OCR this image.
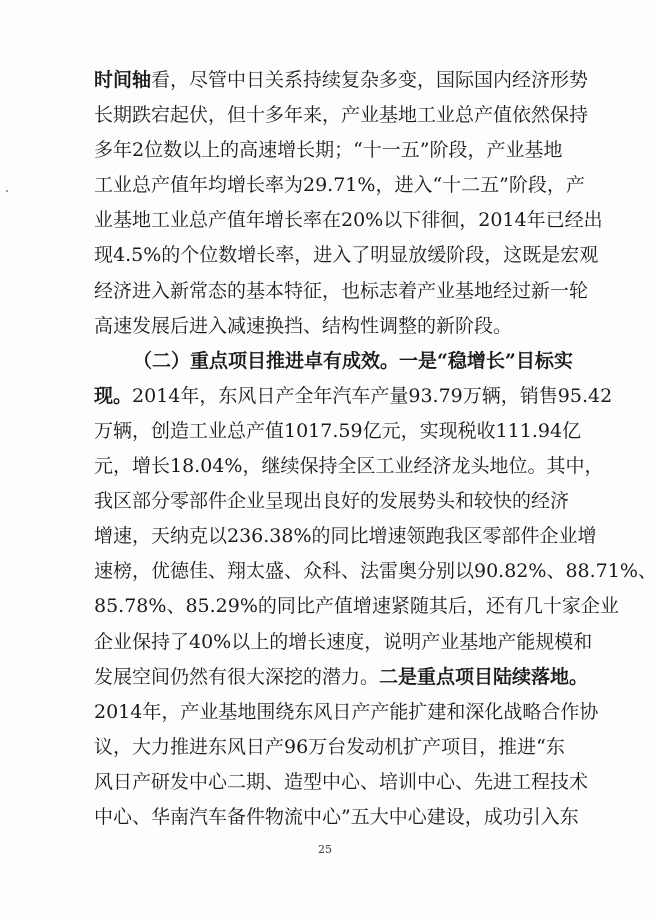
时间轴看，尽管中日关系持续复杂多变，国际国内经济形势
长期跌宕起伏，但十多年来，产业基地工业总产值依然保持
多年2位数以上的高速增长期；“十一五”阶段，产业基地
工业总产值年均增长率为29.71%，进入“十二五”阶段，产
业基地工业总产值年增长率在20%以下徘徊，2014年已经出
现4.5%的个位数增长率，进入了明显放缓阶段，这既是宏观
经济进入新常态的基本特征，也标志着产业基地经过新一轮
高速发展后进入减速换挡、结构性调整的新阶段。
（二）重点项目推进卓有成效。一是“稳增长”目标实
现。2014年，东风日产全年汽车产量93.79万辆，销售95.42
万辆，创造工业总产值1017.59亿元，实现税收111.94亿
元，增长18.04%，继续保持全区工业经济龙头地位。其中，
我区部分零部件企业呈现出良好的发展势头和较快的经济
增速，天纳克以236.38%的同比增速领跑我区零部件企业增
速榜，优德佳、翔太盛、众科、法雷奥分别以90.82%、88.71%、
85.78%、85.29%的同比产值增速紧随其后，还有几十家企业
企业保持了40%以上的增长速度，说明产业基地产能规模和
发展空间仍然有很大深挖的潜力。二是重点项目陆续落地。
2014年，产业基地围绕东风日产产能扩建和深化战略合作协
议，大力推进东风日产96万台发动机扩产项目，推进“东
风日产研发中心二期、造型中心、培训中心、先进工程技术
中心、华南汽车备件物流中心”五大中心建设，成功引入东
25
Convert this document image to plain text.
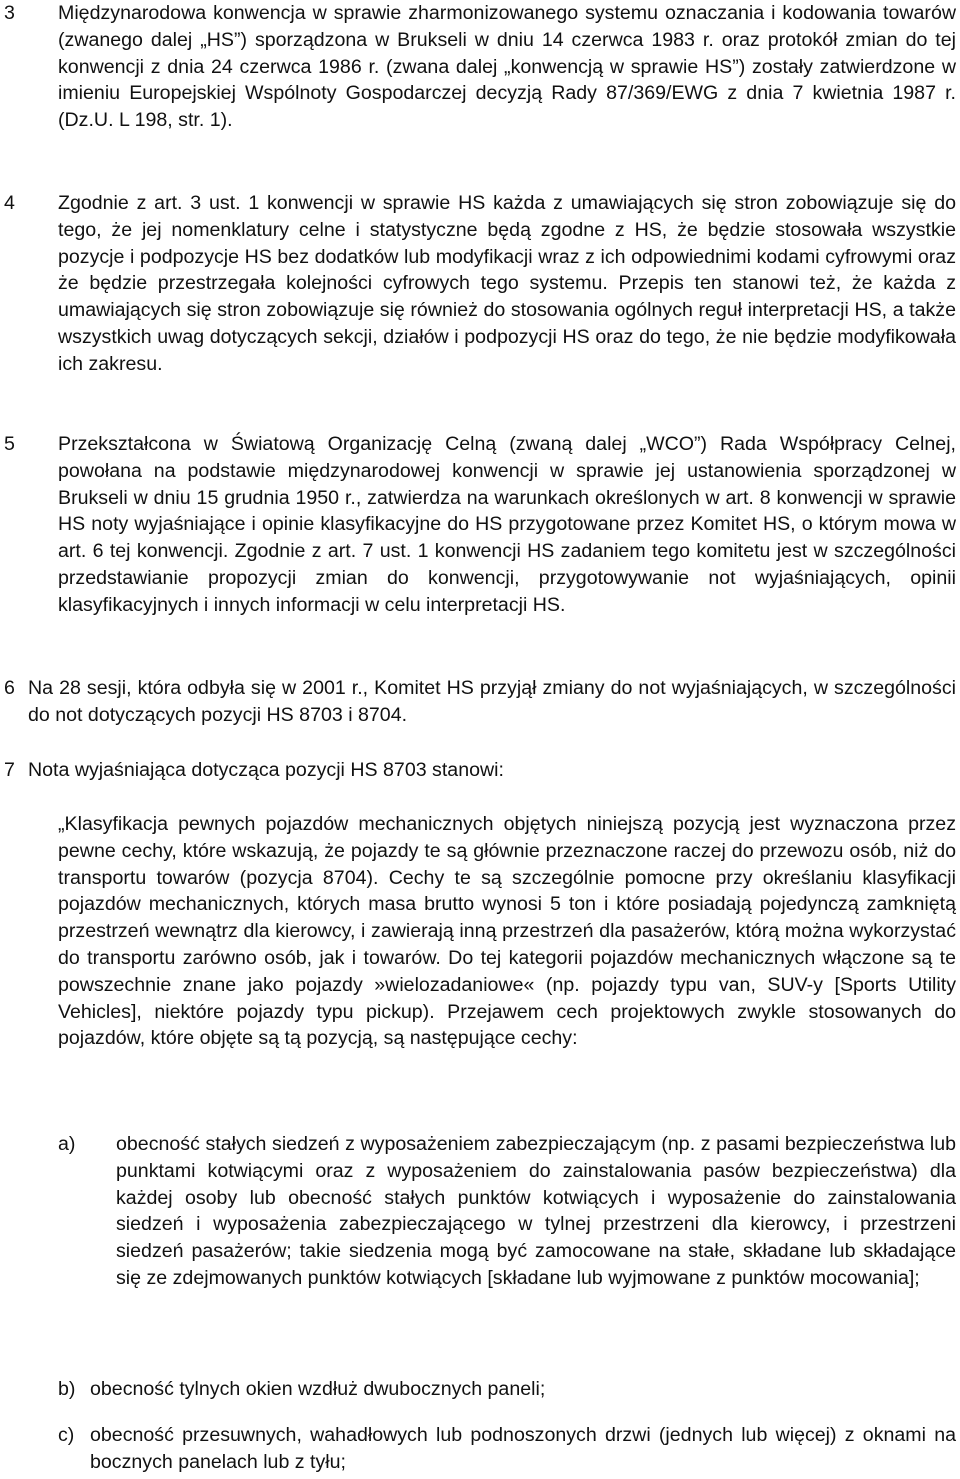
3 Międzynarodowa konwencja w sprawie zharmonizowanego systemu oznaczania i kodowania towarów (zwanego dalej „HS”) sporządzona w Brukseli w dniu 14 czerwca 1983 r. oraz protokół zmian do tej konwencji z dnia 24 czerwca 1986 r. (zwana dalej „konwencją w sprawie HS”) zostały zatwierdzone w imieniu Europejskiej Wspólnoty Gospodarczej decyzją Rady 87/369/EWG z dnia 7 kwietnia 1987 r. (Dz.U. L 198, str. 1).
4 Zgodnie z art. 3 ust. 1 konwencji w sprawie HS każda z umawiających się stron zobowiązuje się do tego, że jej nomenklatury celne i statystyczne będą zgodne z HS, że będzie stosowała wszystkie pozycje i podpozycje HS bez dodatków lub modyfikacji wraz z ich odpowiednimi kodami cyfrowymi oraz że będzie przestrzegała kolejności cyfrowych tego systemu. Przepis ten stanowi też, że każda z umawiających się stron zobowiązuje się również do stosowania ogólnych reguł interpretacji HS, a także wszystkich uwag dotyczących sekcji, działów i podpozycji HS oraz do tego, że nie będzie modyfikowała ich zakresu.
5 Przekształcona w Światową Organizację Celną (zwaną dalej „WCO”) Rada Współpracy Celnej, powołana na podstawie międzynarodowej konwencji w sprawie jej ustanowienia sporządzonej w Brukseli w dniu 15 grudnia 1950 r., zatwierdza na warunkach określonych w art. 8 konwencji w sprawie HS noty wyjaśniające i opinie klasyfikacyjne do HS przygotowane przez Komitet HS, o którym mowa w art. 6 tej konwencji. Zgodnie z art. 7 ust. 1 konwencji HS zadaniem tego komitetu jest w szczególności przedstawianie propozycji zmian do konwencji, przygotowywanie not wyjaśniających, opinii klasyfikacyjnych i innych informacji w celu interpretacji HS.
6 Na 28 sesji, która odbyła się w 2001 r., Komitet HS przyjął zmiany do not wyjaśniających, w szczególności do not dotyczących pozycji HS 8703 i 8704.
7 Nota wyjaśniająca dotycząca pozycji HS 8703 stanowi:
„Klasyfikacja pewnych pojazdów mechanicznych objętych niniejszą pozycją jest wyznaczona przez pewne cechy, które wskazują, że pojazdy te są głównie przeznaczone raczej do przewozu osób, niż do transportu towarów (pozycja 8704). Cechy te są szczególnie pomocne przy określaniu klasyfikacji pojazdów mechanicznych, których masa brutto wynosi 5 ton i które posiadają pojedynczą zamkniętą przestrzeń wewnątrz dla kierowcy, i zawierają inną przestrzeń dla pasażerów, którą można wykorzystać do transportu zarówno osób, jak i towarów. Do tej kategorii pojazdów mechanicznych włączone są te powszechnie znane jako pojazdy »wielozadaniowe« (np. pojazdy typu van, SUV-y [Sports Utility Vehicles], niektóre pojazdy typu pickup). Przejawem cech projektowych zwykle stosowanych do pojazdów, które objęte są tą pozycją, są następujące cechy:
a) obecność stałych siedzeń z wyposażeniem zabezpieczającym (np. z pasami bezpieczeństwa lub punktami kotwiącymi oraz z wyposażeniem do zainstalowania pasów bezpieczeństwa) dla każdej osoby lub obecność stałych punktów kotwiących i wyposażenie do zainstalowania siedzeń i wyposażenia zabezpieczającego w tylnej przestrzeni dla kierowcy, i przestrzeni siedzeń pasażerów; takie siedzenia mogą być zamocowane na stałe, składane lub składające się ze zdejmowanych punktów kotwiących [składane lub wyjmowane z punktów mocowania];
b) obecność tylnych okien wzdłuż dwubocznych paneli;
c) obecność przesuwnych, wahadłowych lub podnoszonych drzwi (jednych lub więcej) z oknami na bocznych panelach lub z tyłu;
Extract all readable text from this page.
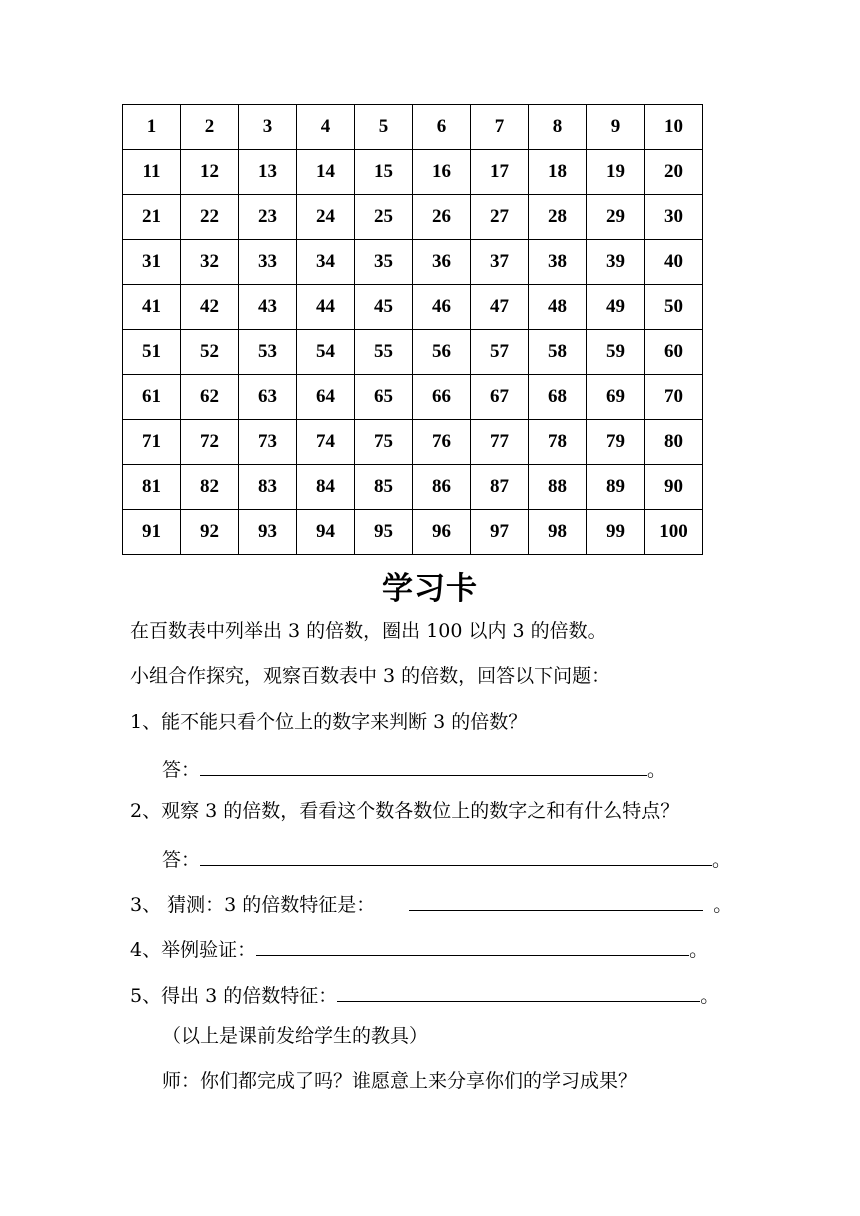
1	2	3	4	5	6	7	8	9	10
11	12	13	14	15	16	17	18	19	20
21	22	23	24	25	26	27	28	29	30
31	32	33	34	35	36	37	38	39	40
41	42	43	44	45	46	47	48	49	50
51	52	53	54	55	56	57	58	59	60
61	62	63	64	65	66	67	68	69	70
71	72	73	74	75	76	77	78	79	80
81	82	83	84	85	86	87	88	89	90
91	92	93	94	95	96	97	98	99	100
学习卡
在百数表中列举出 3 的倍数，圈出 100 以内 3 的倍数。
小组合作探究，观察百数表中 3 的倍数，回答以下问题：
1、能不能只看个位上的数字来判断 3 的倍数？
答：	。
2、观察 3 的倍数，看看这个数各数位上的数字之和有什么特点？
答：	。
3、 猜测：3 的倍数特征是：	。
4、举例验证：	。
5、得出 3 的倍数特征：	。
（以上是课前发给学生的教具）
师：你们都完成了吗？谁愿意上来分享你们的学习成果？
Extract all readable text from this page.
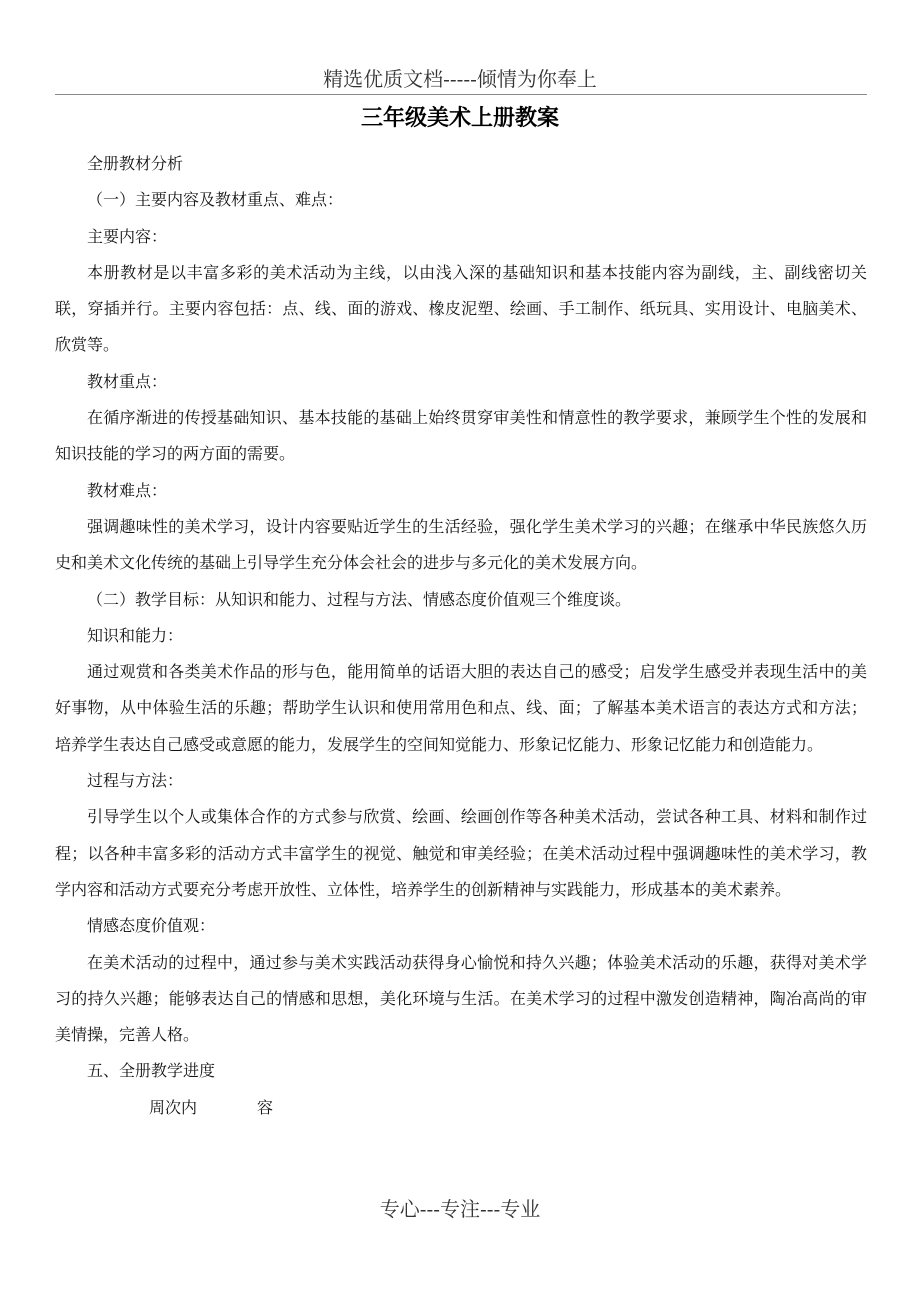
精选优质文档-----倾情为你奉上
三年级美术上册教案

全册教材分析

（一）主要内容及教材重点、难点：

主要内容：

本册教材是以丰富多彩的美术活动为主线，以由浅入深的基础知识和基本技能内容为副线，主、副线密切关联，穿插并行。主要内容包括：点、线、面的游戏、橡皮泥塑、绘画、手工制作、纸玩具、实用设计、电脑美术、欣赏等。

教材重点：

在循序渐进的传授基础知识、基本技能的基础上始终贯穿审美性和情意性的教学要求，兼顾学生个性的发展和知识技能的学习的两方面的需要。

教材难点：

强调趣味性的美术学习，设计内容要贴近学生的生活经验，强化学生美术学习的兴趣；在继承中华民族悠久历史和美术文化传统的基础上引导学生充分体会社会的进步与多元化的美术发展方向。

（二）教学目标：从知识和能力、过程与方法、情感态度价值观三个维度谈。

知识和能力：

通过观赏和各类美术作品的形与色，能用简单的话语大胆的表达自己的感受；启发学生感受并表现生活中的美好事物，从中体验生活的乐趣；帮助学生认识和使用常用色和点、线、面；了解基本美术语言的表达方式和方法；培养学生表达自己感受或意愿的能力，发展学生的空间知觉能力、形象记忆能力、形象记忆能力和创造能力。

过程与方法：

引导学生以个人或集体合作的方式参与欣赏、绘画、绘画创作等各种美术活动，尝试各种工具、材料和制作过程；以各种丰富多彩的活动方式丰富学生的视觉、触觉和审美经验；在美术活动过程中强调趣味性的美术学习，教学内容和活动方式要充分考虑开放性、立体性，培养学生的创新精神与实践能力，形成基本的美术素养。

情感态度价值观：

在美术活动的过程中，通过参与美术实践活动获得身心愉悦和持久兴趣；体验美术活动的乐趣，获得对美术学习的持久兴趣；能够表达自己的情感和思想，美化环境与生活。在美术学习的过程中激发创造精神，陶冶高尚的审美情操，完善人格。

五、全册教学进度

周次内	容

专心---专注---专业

### Directive
How many lines of the records contain the string "this"? Respond with the number alone.

### Solution
4